• _Given problem_
Read the entries below and pull out each line with the string "阳谷县人民政府".

(Stored items)
• • • • •

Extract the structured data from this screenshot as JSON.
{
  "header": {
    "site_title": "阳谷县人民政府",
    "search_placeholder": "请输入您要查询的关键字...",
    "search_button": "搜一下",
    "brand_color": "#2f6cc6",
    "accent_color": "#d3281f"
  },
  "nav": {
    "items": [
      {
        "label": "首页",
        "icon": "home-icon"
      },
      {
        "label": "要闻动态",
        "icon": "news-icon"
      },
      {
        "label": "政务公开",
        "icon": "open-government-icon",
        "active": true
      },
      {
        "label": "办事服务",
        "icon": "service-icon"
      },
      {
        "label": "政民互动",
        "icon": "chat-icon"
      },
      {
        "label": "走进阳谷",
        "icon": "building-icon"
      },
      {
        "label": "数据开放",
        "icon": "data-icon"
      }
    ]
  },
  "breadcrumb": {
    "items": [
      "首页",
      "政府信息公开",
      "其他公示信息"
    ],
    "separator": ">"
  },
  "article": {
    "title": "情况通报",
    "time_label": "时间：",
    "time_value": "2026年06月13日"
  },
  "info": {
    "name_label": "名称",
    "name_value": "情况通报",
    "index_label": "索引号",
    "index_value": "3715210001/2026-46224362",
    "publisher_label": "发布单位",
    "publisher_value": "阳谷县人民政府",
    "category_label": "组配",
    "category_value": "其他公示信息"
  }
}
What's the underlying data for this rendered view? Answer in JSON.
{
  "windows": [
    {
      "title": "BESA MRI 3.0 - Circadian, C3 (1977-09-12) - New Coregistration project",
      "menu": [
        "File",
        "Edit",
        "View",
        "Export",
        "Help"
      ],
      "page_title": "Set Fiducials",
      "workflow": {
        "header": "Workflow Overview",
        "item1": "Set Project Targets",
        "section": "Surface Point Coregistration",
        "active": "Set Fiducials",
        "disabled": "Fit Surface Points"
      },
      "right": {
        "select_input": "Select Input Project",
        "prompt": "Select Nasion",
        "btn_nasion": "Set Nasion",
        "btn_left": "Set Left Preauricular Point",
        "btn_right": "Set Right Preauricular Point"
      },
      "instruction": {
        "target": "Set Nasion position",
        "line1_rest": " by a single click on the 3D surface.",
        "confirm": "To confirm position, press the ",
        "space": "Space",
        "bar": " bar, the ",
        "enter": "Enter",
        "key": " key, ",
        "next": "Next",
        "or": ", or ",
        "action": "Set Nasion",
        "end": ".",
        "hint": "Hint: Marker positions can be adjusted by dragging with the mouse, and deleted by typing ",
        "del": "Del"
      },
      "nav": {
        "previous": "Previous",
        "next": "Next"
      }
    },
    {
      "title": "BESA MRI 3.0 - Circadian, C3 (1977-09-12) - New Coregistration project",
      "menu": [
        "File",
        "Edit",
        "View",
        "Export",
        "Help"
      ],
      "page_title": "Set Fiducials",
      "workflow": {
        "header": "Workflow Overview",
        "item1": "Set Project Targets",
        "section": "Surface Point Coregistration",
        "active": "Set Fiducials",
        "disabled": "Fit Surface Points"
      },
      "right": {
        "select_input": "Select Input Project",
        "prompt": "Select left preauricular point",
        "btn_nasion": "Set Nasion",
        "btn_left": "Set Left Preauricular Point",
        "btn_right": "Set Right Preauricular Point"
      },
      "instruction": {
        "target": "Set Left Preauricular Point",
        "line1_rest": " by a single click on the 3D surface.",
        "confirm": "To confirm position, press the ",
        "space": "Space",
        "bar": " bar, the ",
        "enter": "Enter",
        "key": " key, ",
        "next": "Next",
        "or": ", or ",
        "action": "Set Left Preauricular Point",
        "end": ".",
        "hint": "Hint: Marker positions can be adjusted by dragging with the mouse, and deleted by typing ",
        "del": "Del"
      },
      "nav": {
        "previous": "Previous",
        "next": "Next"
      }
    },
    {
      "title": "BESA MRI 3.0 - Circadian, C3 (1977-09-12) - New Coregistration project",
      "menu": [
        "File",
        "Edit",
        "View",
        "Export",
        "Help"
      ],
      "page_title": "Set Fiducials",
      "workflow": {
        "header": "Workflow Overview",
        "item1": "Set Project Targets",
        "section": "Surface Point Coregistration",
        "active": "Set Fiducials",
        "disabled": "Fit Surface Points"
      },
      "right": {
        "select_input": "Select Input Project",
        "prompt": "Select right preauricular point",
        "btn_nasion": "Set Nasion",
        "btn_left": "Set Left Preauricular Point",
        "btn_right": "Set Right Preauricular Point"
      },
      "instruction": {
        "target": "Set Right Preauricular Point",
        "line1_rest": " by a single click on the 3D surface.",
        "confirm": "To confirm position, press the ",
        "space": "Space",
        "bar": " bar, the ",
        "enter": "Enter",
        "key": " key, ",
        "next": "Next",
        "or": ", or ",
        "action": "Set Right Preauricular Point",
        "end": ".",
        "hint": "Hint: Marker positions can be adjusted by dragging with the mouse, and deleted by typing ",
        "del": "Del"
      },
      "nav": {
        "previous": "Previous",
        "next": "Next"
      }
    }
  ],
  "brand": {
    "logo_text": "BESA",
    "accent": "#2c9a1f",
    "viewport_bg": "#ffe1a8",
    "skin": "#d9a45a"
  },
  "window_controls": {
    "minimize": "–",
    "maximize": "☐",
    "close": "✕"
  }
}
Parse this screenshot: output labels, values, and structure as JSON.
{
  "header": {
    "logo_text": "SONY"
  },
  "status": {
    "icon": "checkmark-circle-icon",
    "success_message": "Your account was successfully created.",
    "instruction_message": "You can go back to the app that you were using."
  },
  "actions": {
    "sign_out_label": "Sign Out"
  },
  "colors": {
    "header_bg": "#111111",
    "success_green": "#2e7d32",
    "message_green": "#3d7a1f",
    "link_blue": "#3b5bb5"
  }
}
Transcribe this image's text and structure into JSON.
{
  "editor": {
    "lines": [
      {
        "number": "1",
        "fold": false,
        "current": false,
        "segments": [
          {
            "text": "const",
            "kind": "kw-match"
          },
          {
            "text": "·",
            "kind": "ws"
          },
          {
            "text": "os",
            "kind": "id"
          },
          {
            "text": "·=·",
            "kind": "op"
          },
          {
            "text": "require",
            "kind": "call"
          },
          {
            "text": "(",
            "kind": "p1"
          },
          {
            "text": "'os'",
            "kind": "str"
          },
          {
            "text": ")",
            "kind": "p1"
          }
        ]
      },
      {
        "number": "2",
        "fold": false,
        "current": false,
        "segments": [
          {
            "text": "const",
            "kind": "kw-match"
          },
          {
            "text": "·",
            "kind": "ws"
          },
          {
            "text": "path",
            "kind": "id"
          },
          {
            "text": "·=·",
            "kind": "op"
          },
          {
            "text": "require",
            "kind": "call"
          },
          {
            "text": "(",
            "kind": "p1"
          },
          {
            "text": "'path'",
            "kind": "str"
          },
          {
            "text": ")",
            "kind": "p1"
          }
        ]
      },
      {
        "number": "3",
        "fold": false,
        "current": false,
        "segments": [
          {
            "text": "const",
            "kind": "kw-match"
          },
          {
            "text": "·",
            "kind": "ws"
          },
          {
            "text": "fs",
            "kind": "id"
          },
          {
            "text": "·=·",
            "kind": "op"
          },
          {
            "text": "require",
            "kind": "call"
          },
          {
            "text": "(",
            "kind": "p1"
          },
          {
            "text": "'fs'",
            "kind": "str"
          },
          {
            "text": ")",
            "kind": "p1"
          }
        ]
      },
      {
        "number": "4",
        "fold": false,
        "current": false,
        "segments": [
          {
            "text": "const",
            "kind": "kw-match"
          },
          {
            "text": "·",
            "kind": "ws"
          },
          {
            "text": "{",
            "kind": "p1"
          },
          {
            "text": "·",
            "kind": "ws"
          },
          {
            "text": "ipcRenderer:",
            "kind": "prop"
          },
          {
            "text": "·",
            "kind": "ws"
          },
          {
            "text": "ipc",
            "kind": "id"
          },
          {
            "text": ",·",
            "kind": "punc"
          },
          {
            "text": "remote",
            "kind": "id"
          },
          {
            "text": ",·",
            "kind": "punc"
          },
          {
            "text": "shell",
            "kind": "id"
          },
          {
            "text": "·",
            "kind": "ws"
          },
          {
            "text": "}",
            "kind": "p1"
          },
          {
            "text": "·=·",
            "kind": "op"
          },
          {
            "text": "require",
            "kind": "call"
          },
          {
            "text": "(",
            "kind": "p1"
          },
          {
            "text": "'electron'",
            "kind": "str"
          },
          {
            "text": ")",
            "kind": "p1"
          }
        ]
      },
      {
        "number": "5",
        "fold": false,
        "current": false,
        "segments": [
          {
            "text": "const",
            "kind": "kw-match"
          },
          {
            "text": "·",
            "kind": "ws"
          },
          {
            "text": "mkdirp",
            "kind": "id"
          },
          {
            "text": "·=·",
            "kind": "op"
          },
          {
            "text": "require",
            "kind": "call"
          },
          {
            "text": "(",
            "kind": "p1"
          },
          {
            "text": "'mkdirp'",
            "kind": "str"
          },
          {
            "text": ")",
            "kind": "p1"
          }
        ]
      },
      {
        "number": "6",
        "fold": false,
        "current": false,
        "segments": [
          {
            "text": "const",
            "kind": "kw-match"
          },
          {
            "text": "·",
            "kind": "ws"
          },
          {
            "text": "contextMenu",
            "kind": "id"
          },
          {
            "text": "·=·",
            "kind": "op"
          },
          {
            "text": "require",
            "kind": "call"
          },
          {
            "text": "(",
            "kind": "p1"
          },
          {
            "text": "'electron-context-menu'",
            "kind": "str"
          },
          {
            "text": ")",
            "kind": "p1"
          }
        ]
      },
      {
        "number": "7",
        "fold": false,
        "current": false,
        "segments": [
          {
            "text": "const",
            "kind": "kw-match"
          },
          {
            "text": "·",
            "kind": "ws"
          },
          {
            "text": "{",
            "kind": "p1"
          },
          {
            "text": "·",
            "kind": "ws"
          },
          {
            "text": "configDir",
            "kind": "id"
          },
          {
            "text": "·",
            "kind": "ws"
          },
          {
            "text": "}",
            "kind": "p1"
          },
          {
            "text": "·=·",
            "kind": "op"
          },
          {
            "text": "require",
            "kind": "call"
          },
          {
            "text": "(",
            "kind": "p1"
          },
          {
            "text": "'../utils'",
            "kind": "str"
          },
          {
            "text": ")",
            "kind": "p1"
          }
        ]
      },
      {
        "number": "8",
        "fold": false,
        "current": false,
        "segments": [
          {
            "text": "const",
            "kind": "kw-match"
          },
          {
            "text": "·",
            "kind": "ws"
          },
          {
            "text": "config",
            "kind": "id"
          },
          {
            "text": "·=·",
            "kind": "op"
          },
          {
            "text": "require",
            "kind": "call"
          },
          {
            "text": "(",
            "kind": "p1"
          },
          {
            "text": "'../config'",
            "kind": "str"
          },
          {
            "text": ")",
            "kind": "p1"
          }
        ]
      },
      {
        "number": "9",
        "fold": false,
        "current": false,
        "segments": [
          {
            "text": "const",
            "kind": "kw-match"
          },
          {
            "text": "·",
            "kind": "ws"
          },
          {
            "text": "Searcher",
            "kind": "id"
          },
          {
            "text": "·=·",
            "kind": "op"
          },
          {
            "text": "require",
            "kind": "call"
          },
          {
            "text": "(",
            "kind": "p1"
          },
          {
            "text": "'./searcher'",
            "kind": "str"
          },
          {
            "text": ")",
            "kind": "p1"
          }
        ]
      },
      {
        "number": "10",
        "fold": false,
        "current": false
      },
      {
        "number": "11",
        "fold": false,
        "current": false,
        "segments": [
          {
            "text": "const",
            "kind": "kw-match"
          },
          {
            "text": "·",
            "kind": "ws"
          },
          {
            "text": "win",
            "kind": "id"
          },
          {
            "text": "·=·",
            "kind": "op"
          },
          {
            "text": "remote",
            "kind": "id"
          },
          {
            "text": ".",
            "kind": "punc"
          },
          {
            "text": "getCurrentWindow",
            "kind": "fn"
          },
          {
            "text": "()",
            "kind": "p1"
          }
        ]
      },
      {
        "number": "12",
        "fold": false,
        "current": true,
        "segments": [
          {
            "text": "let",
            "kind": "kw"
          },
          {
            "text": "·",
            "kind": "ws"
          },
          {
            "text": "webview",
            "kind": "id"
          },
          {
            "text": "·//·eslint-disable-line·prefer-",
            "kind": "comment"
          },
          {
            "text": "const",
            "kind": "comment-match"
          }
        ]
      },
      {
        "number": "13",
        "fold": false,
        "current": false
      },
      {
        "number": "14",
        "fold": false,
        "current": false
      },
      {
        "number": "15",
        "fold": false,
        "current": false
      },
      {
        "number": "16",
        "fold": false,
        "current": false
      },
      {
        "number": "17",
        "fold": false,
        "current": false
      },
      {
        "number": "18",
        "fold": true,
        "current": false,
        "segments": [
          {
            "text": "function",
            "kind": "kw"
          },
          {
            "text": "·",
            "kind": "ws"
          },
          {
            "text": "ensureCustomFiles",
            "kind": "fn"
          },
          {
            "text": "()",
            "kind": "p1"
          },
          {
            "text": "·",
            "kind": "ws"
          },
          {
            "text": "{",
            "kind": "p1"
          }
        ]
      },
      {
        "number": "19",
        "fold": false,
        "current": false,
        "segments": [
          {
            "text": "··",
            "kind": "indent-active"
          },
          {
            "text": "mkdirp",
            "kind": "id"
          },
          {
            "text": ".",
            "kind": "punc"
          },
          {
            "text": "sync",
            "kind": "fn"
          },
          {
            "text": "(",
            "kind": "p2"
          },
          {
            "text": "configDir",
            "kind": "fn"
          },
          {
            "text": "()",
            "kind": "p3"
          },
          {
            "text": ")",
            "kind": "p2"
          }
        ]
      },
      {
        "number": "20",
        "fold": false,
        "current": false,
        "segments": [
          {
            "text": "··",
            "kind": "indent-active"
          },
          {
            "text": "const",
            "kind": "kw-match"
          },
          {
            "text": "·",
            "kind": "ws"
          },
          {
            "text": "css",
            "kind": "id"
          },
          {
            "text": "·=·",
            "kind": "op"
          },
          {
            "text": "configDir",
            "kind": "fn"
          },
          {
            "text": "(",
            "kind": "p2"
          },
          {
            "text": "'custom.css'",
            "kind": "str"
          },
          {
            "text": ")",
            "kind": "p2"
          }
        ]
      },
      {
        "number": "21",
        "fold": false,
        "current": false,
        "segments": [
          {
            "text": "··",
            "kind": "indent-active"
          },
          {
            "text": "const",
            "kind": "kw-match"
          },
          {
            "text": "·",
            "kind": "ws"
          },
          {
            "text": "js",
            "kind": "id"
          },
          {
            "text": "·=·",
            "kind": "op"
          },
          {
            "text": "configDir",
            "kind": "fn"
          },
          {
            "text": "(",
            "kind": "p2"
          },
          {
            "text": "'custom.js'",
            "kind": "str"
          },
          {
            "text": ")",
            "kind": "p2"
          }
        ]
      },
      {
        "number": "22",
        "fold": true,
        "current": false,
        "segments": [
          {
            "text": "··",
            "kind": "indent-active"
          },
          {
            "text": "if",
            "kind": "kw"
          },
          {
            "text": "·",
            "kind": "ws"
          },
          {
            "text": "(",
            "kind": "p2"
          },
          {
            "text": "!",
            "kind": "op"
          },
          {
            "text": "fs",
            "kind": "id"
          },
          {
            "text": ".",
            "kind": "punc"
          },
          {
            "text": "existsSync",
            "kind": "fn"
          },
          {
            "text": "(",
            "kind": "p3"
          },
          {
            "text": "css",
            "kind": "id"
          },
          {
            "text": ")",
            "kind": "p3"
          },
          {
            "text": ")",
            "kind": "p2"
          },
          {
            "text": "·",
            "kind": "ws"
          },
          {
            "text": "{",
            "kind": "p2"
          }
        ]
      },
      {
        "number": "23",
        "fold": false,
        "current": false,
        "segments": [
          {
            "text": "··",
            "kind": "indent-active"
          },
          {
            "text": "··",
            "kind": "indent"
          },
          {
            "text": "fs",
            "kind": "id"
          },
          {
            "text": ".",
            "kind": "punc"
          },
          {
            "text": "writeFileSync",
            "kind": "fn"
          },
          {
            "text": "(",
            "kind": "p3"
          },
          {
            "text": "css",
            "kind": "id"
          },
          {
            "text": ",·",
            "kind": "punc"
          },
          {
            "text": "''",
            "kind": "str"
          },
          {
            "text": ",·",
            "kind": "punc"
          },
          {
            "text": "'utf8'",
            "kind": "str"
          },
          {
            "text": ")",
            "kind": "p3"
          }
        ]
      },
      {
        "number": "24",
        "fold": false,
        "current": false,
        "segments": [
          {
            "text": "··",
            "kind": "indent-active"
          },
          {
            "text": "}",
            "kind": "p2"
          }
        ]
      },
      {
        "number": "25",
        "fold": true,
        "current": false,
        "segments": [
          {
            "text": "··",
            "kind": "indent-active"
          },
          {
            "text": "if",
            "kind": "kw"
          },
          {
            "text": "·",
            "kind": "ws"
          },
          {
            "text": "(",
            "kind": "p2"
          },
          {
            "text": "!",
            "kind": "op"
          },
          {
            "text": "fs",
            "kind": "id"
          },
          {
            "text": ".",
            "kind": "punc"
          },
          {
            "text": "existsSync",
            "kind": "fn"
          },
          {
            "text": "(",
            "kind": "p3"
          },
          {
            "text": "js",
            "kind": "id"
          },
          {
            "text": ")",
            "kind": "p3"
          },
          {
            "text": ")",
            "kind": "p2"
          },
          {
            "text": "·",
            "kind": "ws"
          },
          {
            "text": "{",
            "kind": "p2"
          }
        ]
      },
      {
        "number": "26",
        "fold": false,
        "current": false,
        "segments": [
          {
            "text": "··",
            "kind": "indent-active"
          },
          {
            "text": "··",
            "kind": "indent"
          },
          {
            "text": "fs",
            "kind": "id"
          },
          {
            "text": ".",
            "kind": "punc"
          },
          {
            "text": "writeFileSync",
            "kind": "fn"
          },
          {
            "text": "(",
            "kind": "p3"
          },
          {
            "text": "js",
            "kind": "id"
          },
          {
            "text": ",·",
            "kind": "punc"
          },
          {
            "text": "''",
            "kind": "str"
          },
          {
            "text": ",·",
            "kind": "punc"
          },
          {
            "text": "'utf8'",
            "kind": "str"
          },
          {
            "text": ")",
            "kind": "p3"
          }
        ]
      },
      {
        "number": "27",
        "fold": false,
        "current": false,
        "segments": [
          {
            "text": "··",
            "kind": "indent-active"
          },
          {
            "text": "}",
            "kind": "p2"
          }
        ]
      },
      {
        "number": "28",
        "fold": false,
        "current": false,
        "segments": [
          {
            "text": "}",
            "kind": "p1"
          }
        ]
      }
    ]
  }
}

• • • • •

• _Exercise result_
    "site_title": "阳谷县人民政府",
    "publisher_value": "阳谷县人民政府",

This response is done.